■ **Work to complete**:
Pick out every line with the word "аукцион" and copy it.

(Data entries)
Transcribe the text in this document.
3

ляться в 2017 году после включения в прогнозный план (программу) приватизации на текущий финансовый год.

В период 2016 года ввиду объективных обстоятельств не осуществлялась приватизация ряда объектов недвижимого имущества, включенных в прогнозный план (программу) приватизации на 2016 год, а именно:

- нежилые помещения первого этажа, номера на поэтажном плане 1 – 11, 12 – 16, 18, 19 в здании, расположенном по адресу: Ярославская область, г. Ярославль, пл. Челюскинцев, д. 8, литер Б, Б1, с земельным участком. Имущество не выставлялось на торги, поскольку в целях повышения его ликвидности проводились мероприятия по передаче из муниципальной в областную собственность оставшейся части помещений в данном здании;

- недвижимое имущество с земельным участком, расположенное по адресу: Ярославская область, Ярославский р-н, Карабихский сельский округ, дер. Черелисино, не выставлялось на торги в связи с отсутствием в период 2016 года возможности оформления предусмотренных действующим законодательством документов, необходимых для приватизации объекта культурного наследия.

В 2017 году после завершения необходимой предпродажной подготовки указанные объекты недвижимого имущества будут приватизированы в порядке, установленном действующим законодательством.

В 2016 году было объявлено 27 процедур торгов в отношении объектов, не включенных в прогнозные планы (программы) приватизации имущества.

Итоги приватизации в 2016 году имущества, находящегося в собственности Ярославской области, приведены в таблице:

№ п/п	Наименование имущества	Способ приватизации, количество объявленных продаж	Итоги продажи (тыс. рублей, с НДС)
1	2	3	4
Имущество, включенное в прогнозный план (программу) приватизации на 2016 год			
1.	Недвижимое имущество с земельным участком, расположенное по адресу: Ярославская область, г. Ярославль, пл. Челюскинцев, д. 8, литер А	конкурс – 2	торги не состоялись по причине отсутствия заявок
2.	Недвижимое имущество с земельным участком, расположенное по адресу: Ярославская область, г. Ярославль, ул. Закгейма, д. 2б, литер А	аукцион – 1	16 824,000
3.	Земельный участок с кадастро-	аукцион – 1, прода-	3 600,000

■ **Output of the exercise**:
2.	Недвижимое имущество с земельным участком, расположенное по адресу: Ярославская область, г. Ярославль, ул. Закгейма, д. 2б, литер А	аукцион – 1	16 824,000
3.	Земельный участок с кадастро-	аукцион – 1, прода-	3 600,000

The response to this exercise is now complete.